WORK TO BE COMPLETED:
Select lines where the word "NUMBER" appears.
— Begin TASK INPUTS —
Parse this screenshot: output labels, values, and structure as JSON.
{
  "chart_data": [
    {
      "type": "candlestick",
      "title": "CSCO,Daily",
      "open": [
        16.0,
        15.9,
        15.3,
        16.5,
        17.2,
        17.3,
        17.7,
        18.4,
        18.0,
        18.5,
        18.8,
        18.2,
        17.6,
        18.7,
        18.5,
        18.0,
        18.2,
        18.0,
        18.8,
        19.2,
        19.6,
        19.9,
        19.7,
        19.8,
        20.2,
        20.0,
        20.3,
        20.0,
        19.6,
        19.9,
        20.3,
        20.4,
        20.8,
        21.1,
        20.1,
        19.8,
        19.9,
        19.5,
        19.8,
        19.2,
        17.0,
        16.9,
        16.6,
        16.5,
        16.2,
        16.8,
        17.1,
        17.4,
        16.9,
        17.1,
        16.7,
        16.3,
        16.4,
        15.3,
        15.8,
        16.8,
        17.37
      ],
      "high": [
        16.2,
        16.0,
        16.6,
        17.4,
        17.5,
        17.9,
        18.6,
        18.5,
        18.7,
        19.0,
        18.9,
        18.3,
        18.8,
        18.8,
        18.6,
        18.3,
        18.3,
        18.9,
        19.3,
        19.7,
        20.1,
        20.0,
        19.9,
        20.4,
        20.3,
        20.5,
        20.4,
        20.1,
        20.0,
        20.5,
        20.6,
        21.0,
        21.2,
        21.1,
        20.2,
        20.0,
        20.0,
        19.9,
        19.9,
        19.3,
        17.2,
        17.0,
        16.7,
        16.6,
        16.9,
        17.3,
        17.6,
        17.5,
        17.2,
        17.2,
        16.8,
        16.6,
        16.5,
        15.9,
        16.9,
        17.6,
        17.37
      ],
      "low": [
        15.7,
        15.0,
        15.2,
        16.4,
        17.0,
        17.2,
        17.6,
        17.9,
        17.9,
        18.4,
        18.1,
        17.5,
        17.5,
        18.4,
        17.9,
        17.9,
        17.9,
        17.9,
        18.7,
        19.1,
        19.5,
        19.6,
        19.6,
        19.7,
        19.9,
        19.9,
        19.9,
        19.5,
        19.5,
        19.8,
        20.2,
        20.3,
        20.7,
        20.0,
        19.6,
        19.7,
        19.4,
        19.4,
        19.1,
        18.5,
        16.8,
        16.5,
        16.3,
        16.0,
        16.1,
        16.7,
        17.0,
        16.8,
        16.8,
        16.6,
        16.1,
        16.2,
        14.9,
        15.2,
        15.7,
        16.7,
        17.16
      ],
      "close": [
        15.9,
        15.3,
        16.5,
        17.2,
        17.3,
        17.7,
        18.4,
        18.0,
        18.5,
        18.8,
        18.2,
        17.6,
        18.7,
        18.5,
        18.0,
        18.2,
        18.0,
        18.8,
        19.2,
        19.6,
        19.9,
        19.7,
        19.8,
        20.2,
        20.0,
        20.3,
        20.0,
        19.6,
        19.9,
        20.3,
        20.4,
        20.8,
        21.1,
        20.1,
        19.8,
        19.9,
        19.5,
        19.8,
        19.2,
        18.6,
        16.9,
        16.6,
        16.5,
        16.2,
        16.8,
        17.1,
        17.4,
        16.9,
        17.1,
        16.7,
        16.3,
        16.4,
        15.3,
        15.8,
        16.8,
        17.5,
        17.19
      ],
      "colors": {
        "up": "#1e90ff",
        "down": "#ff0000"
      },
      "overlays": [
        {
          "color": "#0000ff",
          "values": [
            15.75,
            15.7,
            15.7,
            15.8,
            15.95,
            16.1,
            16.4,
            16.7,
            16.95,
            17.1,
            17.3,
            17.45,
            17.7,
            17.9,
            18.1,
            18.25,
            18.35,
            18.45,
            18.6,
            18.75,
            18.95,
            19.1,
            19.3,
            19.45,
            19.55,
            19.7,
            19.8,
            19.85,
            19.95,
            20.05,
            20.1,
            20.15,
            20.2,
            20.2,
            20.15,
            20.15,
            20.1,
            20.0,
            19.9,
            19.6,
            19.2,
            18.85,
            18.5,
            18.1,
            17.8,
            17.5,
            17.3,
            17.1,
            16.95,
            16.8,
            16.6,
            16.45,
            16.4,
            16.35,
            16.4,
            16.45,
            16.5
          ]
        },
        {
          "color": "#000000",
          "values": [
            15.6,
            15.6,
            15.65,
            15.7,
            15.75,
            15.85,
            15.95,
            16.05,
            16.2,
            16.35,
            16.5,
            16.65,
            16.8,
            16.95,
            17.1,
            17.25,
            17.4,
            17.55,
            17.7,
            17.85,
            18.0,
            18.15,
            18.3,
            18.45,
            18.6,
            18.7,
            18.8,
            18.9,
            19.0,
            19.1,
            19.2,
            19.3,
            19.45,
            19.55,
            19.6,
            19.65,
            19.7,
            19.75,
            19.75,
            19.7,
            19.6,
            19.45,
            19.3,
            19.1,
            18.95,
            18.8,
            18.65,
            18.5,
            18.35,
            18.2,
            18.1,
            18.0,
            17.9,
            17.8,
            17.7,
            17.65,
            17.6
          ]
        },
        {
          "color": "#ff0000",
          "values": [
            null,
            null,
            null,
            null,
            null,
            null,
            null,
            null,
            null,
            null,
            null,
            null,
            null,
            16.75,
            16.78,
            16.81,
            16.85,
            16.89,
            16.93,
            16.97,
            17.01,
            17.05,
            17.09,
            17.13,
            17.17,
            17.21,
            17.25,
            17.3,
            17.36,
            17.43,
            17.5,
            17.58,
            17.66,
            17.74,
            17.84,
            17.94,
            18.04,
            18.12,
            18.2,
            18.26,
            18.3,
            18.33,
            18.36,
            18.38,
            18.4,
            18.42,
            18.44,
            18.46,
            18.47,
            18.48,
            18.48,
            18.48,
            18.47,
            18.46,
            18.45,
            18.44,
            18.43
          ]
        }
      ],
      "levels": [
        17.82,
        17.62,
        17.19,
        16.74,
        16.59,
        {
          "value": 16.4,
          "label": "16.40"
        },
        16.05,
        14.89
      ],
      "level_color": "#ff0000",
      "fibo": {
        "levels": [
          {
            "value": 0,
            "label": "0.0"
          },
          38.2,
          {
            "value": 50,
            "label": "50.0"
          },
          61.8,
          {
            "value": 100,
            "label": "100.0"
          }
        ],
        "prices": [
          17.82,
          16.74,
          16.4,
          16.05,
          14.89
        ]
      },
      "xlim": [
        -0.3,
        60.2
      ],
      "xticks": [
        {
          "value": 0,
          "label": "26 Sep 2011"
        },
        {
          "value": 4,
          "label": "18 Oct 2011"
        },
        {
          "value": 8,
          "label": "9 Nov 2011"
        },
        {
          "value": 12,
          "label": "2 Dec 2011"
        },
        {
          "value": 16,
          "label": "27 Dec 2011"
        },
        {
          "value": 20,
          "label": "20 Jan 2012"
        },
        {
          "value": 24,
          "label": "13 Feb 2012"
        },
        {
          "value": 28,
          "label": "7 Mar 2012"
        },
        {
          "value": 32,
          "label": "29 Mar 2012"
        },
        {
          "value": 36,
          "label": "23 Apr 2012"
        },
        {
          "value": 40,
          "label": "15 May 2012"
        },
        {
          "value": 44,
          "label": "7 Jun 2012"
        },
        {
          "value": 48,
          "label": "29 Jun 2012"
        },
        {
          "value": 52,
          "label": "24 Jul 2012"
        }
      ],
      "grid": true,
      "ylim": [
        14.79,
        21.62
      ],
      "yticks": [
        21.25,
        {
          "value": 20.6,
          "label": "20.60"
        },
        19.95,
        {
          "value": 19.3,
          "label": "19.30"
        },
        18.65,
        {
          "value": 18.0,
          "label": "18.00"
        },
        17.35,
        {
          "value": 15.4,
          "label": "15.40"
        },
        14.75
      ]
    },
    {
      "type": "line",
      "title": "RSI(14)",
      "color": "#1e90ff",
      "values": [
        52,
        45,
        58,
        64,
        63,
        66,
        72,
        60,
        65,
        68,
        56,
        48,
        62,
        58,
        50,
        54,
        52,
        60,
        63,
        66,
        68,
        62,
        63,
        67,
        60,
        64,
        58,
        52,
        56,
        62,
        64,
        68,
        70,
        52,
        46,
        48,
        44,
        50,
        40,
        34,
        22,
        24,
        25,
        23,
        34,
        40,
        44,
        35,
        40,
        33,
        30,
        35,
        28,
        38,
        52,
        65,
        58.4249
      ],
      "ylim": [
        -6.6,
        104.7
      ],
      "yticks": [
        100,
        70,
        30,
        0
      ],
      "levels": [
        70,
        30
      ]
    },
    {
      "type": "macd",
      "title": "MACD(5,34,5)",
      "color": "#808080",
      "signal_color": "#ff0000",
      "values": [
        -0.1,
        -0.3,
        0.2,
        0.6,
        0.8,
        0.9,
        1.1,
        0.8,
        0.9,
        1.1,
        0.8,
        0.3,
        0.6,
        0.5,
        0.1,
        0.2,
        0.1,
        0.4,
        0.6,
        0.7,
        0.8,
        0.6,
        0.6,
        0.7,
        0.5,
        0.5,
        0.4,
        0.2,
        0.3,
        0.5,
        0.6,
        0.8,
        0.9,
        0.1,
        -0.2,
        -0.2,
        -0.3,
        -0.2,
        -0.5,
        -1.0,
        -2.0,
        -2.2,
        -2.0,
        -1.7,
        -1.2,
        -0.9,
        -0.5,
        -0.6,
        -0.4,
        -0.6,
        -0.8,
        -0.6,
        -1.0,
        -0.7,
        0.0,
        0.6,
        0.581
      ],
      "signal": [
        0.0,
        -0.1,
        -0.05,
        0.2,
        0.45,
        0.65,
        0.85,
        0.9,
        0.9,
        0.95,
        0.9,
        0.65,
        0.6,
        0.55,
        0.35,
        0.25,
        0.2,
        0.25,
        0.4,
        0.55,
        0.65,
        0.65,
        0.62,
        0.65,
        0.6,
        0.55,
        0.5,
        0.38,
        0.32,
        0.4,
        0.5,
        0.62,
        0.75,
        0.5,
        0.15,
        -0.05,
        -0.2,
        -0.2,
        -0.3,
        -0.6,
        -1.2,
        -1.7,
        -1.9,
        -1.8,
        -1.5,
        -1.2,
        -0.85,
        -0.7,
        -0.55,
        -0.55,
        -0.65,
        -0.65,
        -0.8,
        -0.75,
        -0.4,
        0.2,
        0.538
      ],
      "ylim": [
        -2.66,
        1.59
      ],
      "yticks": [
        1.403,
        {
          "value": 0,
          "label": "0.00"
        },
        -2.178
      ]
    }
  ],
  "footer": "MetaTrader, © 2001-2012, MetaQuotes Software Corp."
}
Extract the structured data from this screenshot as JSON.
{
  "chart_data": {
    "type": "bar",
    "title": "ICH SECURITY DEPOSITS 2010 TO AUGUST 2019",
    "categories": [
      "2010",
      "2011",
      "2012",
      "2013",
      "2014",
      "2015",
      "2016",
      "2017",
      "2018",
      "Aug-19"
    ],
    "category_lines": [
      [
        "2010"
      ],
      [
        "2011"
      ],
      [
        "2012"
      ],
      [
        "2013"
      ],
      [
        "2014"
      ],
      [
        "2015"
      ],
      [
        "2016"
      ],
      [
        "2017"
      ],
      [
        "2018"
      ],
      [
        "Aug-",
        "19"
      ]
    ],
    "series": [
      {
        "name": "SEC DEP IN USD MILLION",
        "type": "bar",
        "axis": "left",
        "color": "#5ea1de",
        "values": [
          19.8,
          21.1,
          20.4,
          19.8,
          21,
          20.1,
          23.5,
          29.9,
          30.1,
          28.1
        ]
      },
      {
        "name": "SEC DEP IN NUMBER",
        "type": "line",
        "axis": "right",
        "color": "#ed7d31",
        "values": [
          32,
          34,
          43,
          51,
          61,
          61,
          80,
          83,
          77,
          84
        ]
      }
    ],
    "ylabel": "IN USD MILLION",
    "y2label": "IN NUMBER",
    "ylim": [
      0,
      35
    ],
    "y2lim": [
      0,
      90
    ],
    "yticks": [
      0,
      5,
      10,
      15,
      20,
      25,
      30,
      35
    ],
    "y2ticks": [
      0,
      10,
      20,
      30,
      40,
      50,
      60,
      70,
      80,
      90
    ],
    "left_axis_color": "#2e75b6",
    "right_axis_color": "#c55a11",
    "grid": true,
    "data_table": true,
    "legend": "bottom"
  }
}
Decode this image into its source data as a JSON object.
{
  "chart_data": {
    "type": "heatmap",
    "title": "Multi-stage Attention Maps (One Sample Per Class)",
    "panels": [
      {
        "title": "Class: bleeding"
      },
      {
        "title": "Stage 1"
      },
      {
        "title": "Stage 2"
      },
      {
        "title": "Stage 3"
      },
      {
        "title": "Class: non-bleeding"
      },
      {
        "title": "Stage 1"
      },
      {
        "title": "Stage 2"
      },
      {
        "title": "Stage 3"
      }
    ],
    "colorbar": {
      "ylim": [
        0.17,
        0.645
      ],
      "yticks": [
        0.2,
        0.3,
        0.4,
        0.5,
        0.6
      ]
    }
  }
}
— End TASK INPUTS —
TASK OUTPUT:
        "name": "SEC DEP IN NUMBER",
    "y2label": "IN NUMBER",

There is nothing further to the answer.